____ Records supplied

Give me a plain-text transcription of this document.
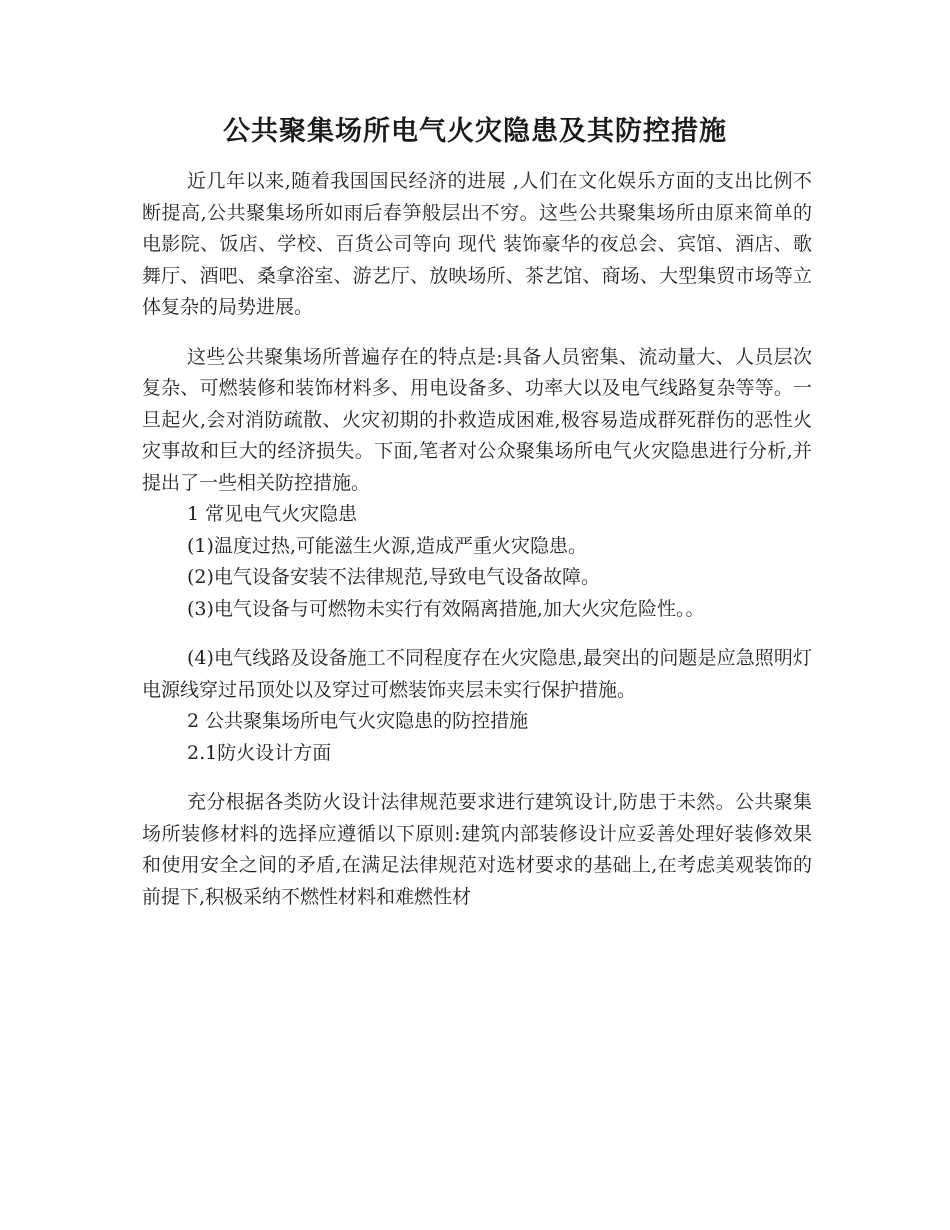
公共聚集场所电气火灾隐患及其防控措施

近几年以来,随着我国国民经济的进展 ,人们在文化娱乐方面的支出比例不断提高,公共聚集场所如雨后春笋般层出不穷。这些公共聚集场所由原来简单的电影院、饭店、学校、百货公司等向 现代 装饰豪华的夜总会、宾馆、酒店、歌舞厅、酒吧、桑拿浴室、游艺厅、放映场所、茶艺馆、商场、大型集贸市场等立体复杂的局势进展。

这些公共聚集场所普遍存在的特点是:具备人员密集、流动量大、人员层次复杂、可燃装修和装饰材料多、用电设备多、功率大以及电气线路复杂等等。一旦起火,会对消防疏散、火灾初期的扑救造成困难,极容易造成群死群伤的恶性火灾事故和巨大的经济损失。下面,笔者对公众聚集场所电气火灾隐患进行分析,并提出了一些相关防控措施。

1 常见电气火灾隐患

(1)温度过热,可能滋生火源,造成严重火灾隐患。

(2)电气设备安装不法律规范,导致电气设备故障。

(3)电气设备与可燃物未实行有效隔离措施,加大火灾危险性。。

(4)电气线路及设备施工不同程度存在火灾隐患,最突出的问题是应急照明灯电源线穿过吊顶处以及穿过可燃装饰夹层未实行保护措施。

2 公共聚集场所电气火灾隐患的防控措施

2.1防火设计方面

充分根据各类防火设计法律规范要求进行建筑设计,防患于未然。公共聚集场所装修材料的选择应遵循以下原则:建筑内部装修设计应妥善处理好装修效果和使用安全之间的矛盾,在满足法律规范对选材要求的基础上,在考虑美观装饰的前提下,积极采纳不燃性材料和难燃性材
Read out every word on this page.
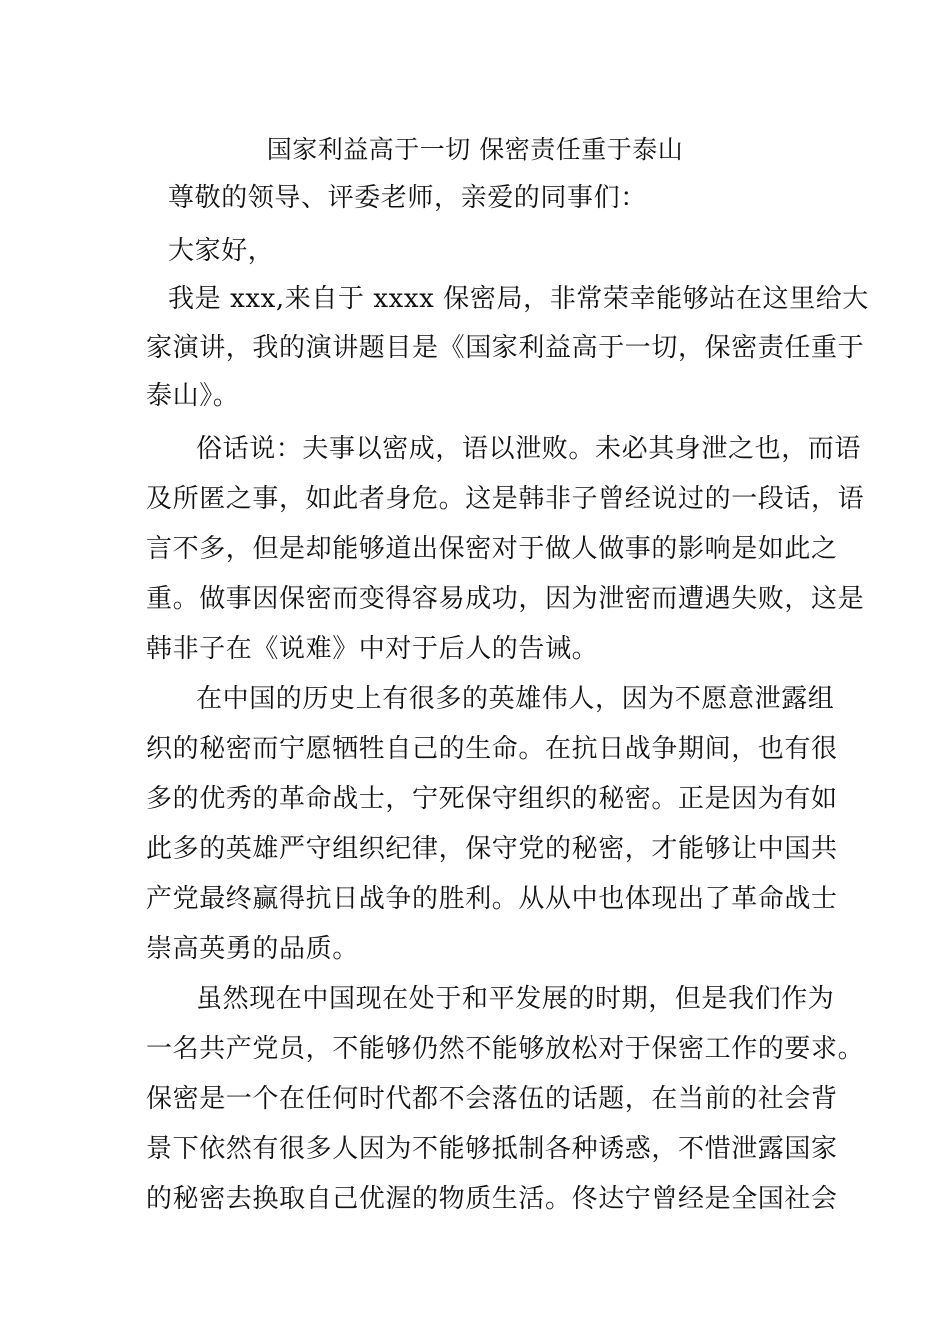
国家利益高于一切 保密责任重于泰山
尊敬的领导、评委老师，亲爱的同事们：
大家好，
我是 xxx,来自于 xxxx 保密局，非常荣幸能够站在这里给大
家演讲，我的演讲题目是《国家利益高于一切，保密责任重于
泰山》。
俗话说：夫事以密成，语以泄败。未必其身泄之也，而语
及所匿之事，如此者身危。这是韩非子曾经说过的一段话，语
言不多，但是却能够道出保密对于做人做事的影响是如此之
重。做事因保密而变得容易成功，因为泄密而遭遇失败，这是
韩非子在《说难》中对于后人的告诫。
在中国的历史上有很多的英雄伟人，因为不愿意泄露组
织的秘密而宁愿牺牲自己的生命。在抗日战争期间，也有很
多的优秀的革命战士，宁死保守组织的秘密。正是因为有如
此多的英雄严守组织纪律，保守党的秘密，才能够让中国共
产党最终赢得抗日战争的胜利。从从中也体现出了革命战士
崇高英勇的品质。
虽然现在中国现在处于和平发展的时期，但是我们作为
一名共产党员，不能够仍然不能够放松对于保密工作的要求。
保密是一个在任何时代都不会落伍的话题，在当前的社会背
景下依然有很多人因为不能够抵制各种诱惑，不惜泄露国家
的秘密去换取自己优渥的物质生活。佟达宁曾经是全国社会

________
____ Records supplied

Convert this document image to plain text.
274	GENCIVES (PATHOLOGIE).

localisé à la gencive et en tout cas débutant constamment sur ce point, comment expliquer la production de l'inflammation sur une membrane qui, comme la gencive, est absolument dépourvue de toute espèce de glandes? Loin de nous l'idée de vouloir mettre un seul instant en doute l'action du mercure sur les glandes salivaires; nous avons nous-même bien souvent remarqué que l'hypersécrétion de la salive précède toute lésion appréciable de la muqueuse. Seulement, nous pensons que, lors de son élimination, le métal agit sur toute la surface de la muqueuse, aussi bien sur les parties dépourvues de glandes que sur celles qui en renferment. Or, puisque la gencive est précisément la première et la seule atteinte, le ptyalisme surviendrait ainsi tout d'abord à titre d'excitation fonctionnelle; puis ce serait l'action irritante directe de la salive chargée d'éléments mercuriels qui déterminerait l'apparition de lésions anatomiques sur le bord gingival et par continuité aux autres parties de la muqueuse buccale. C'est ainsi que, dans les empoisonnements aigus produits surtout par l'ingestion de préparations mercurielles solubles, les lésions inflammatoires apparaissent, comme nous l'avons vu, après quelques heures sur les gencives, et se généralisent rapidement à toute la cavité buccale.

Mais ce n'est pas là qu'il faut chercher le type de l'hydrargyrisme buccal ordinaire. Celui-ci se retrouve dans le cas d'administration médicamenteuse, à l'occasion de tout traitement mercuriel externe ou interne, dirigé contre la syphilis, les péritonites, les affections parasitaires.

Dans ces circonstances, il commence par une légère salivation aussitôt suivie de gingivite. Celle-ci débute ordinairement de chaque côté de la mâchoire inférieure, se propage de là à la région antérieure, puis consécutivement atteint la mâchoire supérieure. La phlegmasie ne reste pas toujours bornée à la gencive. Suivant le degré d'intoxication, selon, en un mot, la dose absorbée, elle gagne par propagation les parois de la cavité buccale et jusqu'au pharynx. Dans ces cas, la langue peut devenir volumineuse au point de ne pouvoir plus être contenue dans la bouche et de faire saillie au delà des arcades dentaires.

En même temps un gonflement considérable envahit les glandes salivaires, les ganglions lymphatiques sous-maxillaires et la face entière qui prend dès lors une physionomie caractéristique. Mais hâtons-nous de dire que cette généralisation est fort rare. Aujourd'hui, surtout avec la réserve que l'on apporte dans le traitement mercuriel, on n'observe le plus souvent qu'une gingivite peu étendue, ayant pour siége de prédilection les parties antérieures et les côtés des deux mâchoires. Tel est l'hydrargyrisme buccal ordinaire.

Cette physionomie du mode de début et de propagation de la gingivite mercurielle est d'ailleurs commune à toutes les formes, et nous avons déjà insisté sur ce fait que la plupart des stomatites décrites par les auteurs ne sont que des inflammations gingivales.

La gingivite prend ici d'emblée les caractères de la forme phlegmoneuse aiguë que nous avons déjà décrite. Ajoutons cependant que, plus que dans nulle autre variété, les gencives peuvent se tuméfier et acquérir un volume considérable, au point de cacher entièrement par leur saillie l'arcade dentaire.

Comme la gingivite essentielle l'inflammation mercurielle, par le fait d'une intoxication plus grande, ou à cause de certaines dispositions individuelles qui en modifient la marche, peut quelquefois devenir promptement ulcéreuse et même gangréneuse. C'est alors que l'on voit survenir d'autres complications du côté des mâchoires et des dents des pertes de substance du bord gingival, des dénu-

________

§ **Task details**
Pull out all lines from the entries above that include the word "considérable".

§ **Answer to the exercise**
En même temps un gonflement considérable envahit les glandes salivaires, les ganglions lymphatiques sous-maxillaires et la face entière qui prend dès lors une physionomie caractéristique. Mais hâtons-nous de dire que cette généralisation est fort rare. Aujourd'hui, surtout avec la réserve que l'on apporte dans le traitement mercuriel, on n'observe le plus souvent qu'une gingivite peu étendue, ayant pour siége de prédilection les parties antérieures et les côtés des deux mâchoires. Tel est l'hydrargyrisme buccal ordinaire.
La gingivite prend ici d'emblée les caractères de la forme phlegmoneuse aiguë que nous avons déjà décrite. Ajoutons cependant que, plus que dans nulle autre variété, les gencives peuvent se tuméfier et acquérir un volume considérable, au point de cacher entièrement par leur saillie l'arcade dentaire.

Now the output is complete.